## WHAT IS ASKED
Turn every line of the listing below into a numbered list, leaving out any blank lines.

## DATA FOR THE TASK
━━━━━━━━

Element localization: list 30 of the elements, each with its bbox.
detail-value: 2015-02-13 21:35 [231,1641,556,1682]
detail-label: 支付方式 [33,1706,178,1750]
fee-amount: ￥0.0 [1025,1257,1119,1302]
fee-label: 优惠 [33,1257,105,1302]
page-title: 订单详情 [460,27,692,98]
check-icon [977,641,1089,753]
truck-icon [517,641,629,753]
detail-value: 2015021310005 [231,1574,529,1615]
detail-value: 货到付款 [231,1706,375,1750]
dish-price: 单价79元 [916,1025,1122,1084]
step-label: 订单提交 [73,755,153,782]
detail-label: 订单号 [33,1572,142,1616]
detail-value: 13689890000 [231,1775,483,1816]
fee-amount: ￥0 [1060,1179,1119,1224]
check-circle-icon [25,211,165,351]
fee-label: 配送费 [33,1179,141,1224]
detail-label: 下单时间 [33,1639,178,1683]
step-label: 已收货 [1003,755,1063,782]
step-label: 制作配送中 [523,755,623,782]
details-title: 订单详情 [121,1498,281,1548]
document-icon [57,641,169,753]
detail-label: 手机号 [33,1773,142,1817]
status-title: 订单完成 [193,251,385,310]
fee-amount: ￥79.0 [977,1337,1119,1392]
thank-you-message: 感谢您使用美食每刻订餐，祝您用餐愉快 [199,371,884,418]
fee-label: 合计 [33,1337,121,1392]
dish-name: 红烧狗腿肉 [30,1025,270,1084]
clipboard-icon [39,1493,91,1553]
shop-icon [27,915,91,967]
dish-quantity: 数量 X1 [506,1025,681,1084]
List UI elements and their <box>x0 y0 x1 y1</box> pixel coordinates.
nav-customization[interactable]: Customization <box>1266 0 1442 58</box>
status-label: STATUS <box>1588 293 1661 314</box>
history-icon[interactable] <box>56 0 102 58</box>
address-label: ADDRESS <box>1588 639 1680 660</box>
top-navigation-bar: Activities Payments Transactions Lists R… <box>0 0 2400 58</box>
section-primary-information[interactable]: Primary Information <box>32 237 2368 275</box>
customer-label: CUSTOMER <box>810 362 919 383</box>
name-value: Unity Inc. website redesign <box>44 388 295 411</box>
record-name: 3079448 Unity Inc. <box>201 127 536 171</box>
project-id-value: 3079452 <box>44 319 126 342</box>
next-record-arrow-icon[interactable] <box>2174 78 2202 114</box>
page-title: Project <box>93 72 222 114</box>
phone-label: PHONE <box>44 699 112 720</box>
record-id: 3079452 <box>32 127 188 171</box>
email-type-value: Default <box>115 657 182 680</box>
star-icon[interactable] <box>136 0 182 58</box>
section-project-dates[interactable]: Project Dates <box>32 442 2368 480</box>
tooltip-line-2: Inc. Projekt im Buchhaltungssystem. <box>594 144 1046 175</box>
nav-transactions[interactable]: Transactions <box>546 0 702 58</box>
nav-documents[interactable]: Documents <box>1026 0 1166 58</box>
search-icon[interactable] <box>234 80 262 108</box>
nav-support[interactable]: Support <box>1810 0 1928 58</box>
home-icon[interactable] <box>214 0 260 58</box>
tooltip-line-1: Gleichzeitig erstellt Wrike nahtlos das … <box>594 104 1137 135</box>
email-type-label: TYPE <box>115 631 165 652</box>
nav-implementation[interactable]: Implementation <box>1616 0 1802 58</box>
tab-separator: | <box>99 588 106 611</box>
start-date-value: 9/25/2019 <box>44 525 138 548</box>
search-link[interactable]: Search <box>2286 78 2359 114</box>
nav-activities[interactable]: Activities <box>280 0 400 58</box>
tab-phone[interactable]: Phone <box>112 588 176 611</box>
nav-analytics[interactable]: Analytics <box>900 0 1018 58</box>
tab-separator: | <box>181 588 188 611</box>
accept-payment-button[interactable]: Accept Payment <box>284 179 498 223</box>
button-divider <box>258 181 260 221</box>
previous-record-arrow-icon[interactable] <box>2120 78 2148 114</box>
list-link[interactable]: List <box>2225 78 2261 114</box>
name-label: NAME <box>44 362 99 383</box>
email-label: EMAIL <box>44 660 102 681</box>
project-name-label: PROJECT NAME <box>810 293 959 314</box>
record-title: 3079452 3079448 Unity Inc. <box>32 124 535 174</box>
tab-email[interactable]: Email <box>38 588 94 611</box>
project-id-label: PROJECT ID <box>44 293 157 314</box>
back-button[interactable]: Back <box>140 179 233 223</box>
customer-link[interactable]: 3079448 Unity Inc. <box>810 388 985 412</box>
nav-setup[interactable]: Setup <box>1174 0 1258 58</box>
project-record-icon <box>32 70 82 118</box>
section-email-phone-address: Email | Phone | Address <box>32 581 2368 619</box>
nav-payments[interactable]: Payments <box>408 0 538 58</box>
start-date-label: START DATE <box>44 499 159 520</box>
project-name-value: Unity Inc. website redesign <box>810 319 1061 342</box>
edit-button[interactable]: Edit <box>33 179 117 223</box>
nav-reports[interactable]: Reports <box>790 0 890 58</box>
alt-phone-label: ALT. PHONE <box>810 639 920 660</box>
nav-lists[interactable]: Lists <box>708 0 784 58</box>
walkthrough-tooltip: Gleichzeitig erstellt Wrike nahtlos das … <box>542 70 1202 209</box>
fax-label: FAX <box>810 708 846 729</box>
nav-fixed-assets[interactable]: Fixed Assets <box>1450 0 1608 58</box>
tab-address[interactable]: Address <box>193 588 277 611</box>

━━━━━━━━

## WORKED SOLUTION
1. Element localization: list 30 of the elements, each with its bbox.
2. detail-value: 2015-02-13 21:35 [231,1641,556,1682]
3. detail-label: 支付方式 [33,1706,178,1750]
4. fee-amount: ￥0.0 [1025,1257,1119,1302]
5. fee-label: 优惠 [33,1257,105,1302]
6. page-title: 订单详情 [460,27,692,98]
7. check-icon [977,641,1089,753]
8. truck-icon [517,641,629,753]
9. detail-value: 2015021310005 [231,1574,529,1615]
10. detail-value: 货到付款 [231,1706,375,1750]
11. dish-price: 单价79元 [916,1025,1122,1084]
12. step-label: 订单提交 [73,755,153,782]
13. detail-label: 订单号 [33,1572,142,1616]
14. detail-value: 13689890000 [231,1775,483,1816]
15. fee-amount: ￥0 [1060,1179,1119,1224]
16. check-circle-icon [25,211,165,351]
17. fee-label: 配送费 [33,1179,141,1224]
18. detail-label: 下单时间 [33,1639,178,1683]
19. step-label: 已收货 [1003,755,1063,782]
20. step-label: 制作配送中 [523,755,623,782]
21. details-title: 订单详情 [121,1498,281,1548]
22. document-icon [57,641,169,753]
23. detail-label: 手机号 [33,1773,142,1817]
24. status-title: 订单完成 [193,251,385,310]
25. fee-amount: ￥79.0 [977,1337,1119,1392]
26. thank-you-message: 感谢您使用美食每刻订餐，祝您用餐愉快 [199,371,884,418]
27. fee-label: 合计 [33,1337,121,1392]
28. dish-name: 红烧狗腿肉 [30,1025,270,1084]
29. clipboard-icon [39,1493,91,1553]
30. shop-icon [27,915,91,967]
31. dish-quantity: 数量 X1 [506,1025,681,1084]
32. List UI elements and their <box>x0 y0 x1 y1</box> pixel coordinates.
33. nav-customization[interactable]: Customization <box>1266 0 1442 58</box>
34. status-label: STATUS <box>1588 293 1661 314</box>
35. history-icon[interactable] <box>56 0 102 58</box>
36. address-label: ADDRESS <box>1588 639 1680 660</box>
37. top-navigation-bar: Activities Payments Transactions Lists R… <box>0 0 2400 58</box>
38. section-primary-information[interactable]: Primary Information <box>32 237 2368 275</box>
39. customer-label: CUSTOMER <box>810 362 919 383</box>
40. name-value: Unity Inc. website redesign <box>44 388 295 411</box>
41. record-name: 3079448 Unity Inc. <box>201 127 536 171</box>
42. project-id-value: 3079452 <box>44 319 126 342</box>
43. next-record-arrow-icon[interactable] <box>2174 78 2202 114</box>
44. page-title: Project <box>93 72 222 114</box>
45. phone-label: PHONE <box>44 699 112 720</box>
46. record-id: 3079452 <box>32 127 188 171</box>
47. email-type-value: Default <box>115 657 182 680</box>
48. star-icon[interactable] <box>136 0 182 58</box>
49. section-project-dates[interactable]: Project Dates <box>32 442 2368 480</box>
50. tooltip-line-2: Inc. Projekt im Buchhaltungssystem. <box>594 144 1046 175</box>
51. nav-transactions[interactable]: Transactions <box>546 0 702 58</box>
52. nav-documents[interactable]: Documents <box>1026 0 1166 58</box>
53. search-icon[interactable] <box>234 80 262 108</box>
54. nav-support[interactable]: Support <box>1810 0 1928 58</box>
55. home-icon[interactable] <box>214 0 260 58</box>
56. tooltip-line-1: Gleichzeitig erstellt Wrike nahtlos das … <box>594 104 1137 135</box>
57. email-type-label: TYPE <box>115 631 165 652</box>
58. nav-implementation[interactable]: Implementation <box>1616 0 1802 58</box>
59. tab-separator: | <box>99 588 106 611</box>
60. start-date-value: 9/25/2019 <box>44 525 138 548</box>
61. search-link[interactable]: Search <box>2286 78 2359 114</box>
62. nav-activities[interactable]: Activities <box>280 0 400 58</box>
63. tab-phone[interactable]: Phone <box>112 588 176 611</box>
64. nav-analytics[interactable]: Analytics <box>900 0 1018 58</box>
65. tab-separator: | <box>181 588 188 611</box>
66. accept-payment-button[interactable]: Accept Payment <box>284 179 498 223</box>
67. button-divider <box>258 181 260 221</box>
68. previous-record-arrow-icon[interactable] <box>2120 78 2148 114</box>
69. list-link[interactable]: List <box>2225 78 2261 114</box>
70. name-label: NAME <box>44 362 99 383</box>
71. email-label: EMAIL <box>44 660 102 681</box>
72. project-name-label: PROJECT NAME <box>810 293 959 314</box>
73. record-title: 3079452 3079448 Unity Inc. <box>32 124 535 174</box>
74. tab-email[interactable]: Email <box>38 588 94 611</box>
75. project-id-label: PROJECT ID <box>44 293 157 314</box>
76. back-button[interactable]: Back <box>140 179 233 223</box>
77. customer-link[interactable]: 3079448 Unity Inc. <box>810 388 985 412</box>
78. nav-setup[interactable]: Setup <box>1174 0 1258 58</box>
79. project-record-icon <box>32 70 82 118</box>
80. section-email-phone-address: Email | Phone | Address <box>32 581 2368 619</box>
81. nav-payments[interactable]: Payments <box>408 0 538 58</box>
82. start-date-label: START DATE <box>44 499 159 520</box>
83. project-name-value: Unity Inc. website redesign <box>810 319 1061 342</box>
84. edit-button[interactable]: Edit <box>33 179 117 223</box>
85. nav-reports[interactable]: Reports <box>790 0 890 58</box>
86. alt-phone-label: ALT. PHONE <box>810 639 920 660</box>
87. nav-lists[interactable]: Lists <box>708 0 784 58</box>
88. walkthrough-tooltip: Gleichzeitig erstellt Wrike nahtlos das … <box>542 70 1202 209</box>
89. fax-label: FAX <box>810 708 846 729</box>
90. nav-fixed-assets[interactable]: Fixed Assets <box>1450 0 1608 58</box>
91. tab-address[interactable]: Address <box>193 588 277 611</box>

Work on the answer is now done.